--- Your task ---
In your copy, leave out the pictures; write out all the data exactly.

━━ Supplied records ━━

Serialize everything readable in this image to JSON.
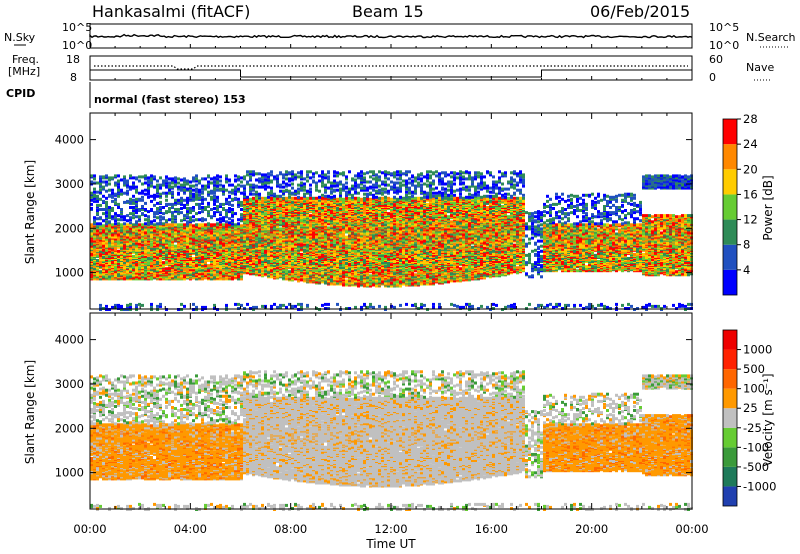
{
  "header": {
    "station": "Hankasalmi (fitACF)",
    "beam": "Beam 15",
    "date": "06/Feb/2015"
  },
  "summary": {
    "nsky_label": "N.Sky",
    "nsearch_label": "N.Search",
    "noise_ticks": [
      "10^5",
      "10^0"
    ],
    "freq_label_1": "Freq.",
    "freq_label_2": "[MHz]",
    "freq_ticks": [
      "18",
      "8"
    ],
    "nave_label": "Nave",
    "nave_ticks": [
      "60",
      "0"
    ],
    "cpid_label": "CPID",
    "cpid_text": "normal (fast stereo) 153"
  },
  "chart_data": [
    {
      "type": "heatmap",
      "title": "Power",
      "ylabel": "Slant Range [km]",
      "xlabel": "Time UT",
      "x_ticks": [
        "00:00",
        "04:00",
        "08:00",
        "12:00",
        "16:00",
        "20:00",
        "00:00"
      ],
      "y_ticks": [
        "1000",
        "2000",
        "3000",
        "4000"
      ],
      "xlim_hours": [
        0,
        24
      ],
      "ylim_km": [
        180,
        4600
      ],
      "colorbar": {
        "label": "Power [dB]",
        "ticks": [
          "4",
          "8",
          "12",
          "16",
          "20",
          "24",
          "28"
        ],
        "colors": [
          "#0000ff",
          "#2050c0",
          "#2e8b57",
          "#66cc33",
          "#ffcc00",
          "#ff8800",
          "#ff0000"
        ]
      }
    },
    {
      "type": "heatmap",
      "title": "Velocity",
      "ylabel": "Slant Range [km]",
      "xlabel": "Time UT",
      "x_ticks": [
        "00:00",
        "04:00",
        "08:00",
        "12:00",
        "16:00",
        "20:00",
        "00:00"
      ],
      "y_ticks": [
        "1000",
        "2000",
        "3000",
        "4000"
      ],
      "xlim_hours": [
        0,
        24
      ],
      "ylim_km": [
        180,
        4600
      ],
      "colorbar": {
        "label": "Velocity [m s⁻¹]",
        "ticks": [
          "1000",
          "500",
          "100",
          "25",
          "-25",
          "-100",
          "-500",
          "-1000"
        ],
        "colors": [
          "#2040b0",
          "#1e7a5a",
          "#3a9a3a",
          "#66cc33",
          "#c0c0c0",
          "#ff9900",
          "#ff6600",
          "#ff2200",
          "#ee0000"
        ]
      }
    }
  ],
  "xlabel": "Time UT"
}
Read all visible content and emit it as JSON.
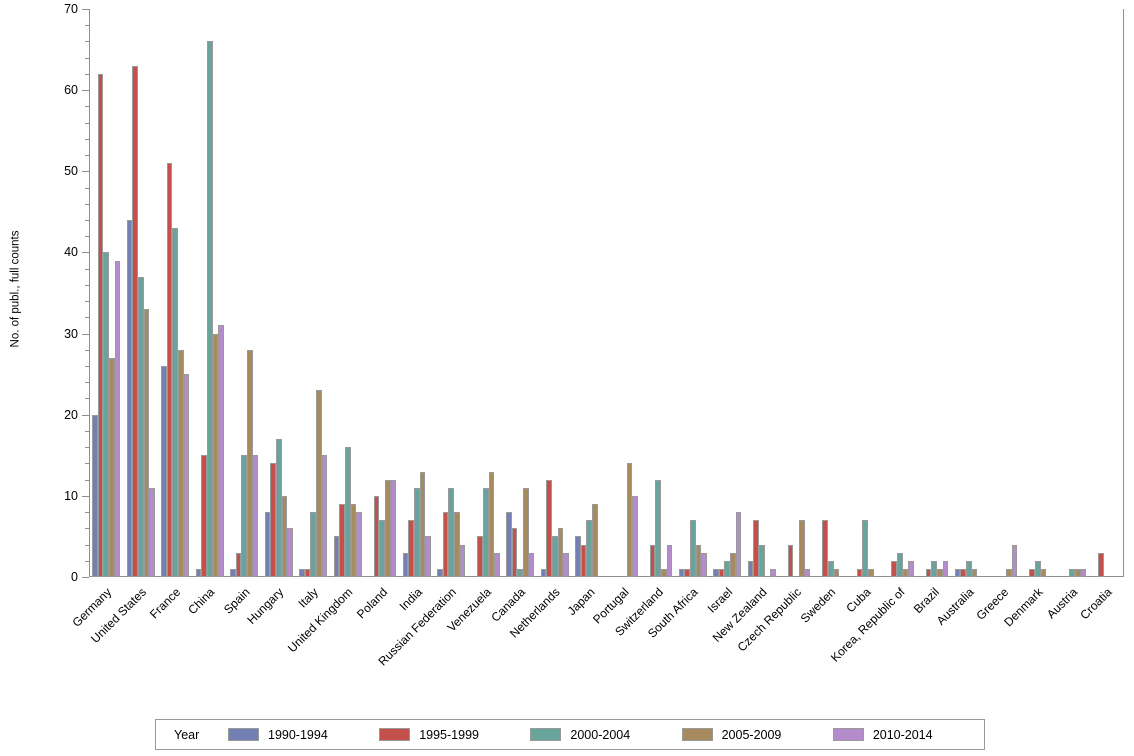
{
  "chart_data": {
    "type": "bar",
    "title": "",
    "xlabel": "",
    "ylabel": "No. of publ., full counts",
    "ylim": [
      0,
      70
    ],
    "y_major_ticks": [
      0,
      10,
      20,
      30,
      40,
      50,
      60,
      70
    ],
    "y_minor_tick_interval": 2,
    "grid": false,
    "legend_title": "Year",
    "legend_position": "bottom",
    "categories": [
      "Germany",
      "United States",
      "France",
      "China",
      "Spain",
      "Hungary",
      "Italy",
      "United Kingdom",
      "Poland",
      "India",
      "Russian Federation",
      "Venezuela",
      "Canada",
      "Netherlands",
      "Japan",
      "Portugal",
      "Switzerland",
      "South Africa",
      "Israel",
      "New Zealand",
      "Czech Republic",
      "Sweden",
      "Cuba",
      "Korea, Republic of",
      "Brazil",
      "Australia",
      "Greece",
      "Denmark",
      "Austria",
      "Croatia"
    ],
    "series": [
      {
        "name": "1990-1994",
        "color": "#7380b4",
        "values": [
          20,
          44,
          26,
          1,
          1,
          8,
          1,
          5,
          0,
          3,
          1,
          0,
          8,
          1,
          5,
          0,
          0,
          1,
          1,
          2,
          0,
          0,
          0,
          0,
          0,
          1,
          0,
          0,
          0,
          0
        ]
      },
      {
        "name": "1995-1999",
        "color": "#c4504c",
        "values": [
          62,
          63,
          51,
          15,
          3,
          14,
          1,
          9,
          10,
          7,
          8,
          5,
          6,
          12,
          4,
          0,
          4,
          1,
          1,
          7,
          4,
          7,
          1,
          2,
          1,
          1,
          0,
          1,
          0,
          3
        ]
      },
      {
        "name": "2000-2004",
        "color": "#68a39c",
        "values": [
          40,
          37,
          43,
          66,
          15,
          17,
          8,
          16,
          7,
          11,
          11,
          11,
          1,
          5,
          7,
          0,
          12,
          7,
          2,
          4,
          0,
          2,
          7,
          3,
          2,
          2,
          0,
          2,
          1,
          0
        ]
      },
      {
        "name": "2005-2009",
        "color": "#a78b5f",
        "values": [
          27,
          33,
          28,
          30,
          28,
          10,
          23,
          9,
          12,
          13,
          8,
          13,
          11,
          6,
          9,
          14,
          1,
          4,
          3,
          0,
          7,
          1,
          1,
          1,
          1,
          1,
          1,
          1,
          1,
          0
        ]
      },
      {
        "name": "2010-2014",
        "color": "#b58ccb",
        "values": [
          39,
          11,
          25,
          31,
          15,
          6,
          15,
          8,
          12,
          5,
          4,
          3,
          3,
          3,
          0,
          10,
          4,
          3,
          8,
          1,
          1,
          0,
          0,
          2,
          2,
          0,
          4,
          0,
          1,
          0
        ]
      }
    ]
  },
  "layout_colors": {
    "axis_line": "#8f8f8f",
    "bar_border": "#9a9a9a",
    "text": "#000000"
  }
}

━━━

--- Finished task ---
Serialize everything readable in this image to JSON.
{
  "header": {
    "station": "Hankasalmi (fitACF)",
    "beam": "Beam 15",
    "date": "06/Feb/2015"
  },
  "summary": {
    "nsky_label": "N.Sky",
    "nsearch_label": "N.Search",
    "noise_ticks": [
      "10^5",
      "10^0"
    ],
    "freq_label_1": "Freq.",
    "freq_label_2": "[MHz]",
    "freq_ticks": [
      "18",
      "8"
    ],
    "nave_label": "Nave",
    "nave_ticks": [
      "60",
      "0"
    ],
    "cpid_label": "CPID",
    "cpid_text": "normal (fast stereo) 153"
  },
  "chart_data": [
    {
      "type": "heatmap",
      "title": "Power",
      "ylabel": "Slant Range [km]",
      "xlabel": "Time UT",
      "x_ticks": [
        "00:00",
        "04:00",
        "08:00",
        "12:00",
        "16:00",
        "20:00",
        "00:00"
      ],
      "y_ticks": [
        "1000",
        "2000",
        "3000",
        "4000"
      ],
      "xlim_hours": [
        0,
        24
      ],
      "ylim_km": [
        180,
        4600
      ],
      "colorbar": {
        "label": "Power [dB]",
        "ticks": [
          "4",
          "8",
          "12",
          "16",
          "20",
          "24",
          "28"
        ],
        "colors": [
          "#0000ff",
          "#2050c0",
          "#2e8b57",
          "#66cc33",
          "#ffcc00",
          "#ff8800",
          "#ff0000"
        ]
      }
    },
    {
      "type": "heatmap",
      "title": "Velocity",
      "ylabel": "Slant Range [km]",
      "xlabel": "Time UT",
      "x_ticks": [
        "00:00",
        "04:00",
        "08:00",
        "12:00",
        "16:00",
        "20:00",
        "00:00"
      ],
      "y_ticks": [
        "1000",
        "2000",
        "3000",
        "4000"
      ],
      "xlim_hours": [
        0,
        24
      ],
      "ylim_km": [
        180,
        4600
      ],
      "colorbar": {
        "label": "Velocity [m s⁻¹]",
        "ticks": [
          "1000",
          "500",
          "100",
          "25",
          "-25",
          "-100",
          "-500",
          "-1000"
        ],
        "colors": [
          "#2040b0",
          "#1e7a5a",
          "#3a9a3a",
          "#66cc33",
          "#c0c0c0",
          "#ff9900",
          "#ff6600",
          "#ff2200",
          "#ee0000"
        ]
      }
    }
  ],
  "xlabel": "Time UT"
}
Read all visible content and emit it as JSON.
{
  "chart_data": {
    "type": "bar",
    "title": "",
    "xlabel": "",
    "ylabel": "No. of publ., full counts",
    "ylim": [
      0,
      70
    ],
    "y_major_ticks": [
      0,
      10,
      20,
      30,
      40,
      50,
      60,
      70
    ],
    "y_minor_tick_interval": 2,
    "grid": false,
    "legend_title": "Year",
    "legend_position": "bottom",
    "categories": [
      "Germany",
      "United States",
      "France",
      "China",
      "Spain",
      "Hungary",
      "Italy",
      "United Kingdom",
      "Poland",
      "India",
      "Russian Federation",
      "Venezuela",
      "Canada",
      "Netherlands",
      "Japan",
      "Portugal",
      "Switzerland",
      "South Africa",
      "Israel",
      "New Zealand",
      "Czech Republic",
      "Sweden",
      "Cuba",
      "Korea, Republic of",
      "Brazil",
      "Australia",
      "Greece",
      "Denmark",
      "Austria",
      "Croatia"
    ],
    "series": [
      {
        "name": "1990-1994",
        "color": "#7380b4",
        "values": [
          20,
          44,
          26,
          1,
          1,
          8,
          1,
          5,
          0,
          3,
          1,
          0,
          8,
          1,
          5,
          0,
          0,
          1,
          1,
          2,
          0,
          0,
          0,
          0,
          0,
          1,
          0,
          0,
          0,
          0
        ]
      },
      {
        "name": "1995-1999",
        "color": "#c4504c",
        "values": [
          62,
          63,
          51,
          15,
          3,
          14,
          1,
          9,
          10,
          7,
          8,
          5,
          6,
          12,
          4,
          0,
          4,
          1,
          1,
          7,
          4,
          7,
          1,
          2,
          1,
          1,
          0,
          1,
          0,
          3
        ]
      },
      {
        "name": "2000-2004",
        "color": "#68a39c",
        "values": [
          40,
          37,
          43,
          66,
          15,
          17,
          8,
          16,
          7,
          11,
          11,
          11,
          1,
          5,
          7,
          0,
          12,
          7,
          2,
          4,
          0,
          2,
          7,
          3,
          2,
          2,
          0,
          2,
          1,
          0
        ]
      },
      {
        "name": "2005-2009",
        "color": "#a78b5f",
        "values": [
          27,
          33,
          28,
          30,
          28,
          10,
          23,
          9,
          12,
          13,
          8,
          13,
          11,
          6,
          9,
          14,
          1,
          4,
          3,
          0,
          7,
          1,
          1,
          1,
          1,
          1,
          1,
          1,
          1,
          0
        ]
      },
      {
        "name": "2010-2014",
        "color": "#b58ccb",
        "values": [
          39,
          11,
          25,
          31,
          15,
          6,
          15,
          8,
          12,
          5,
          4,
          3,
          3,
          3,
          0,
          10,
          4,
          3,
          8,
          1,
          1,
          0,
          0,
          2,
          2,
          0,
          4,
          0,
          1,
          0
        ]
      }
    ]
  },
  "layout_colors": {
    "axis_line": "#8f8f8f",
    "bar_border": "#9a9a9a",
    "text": "#000000"
  }
}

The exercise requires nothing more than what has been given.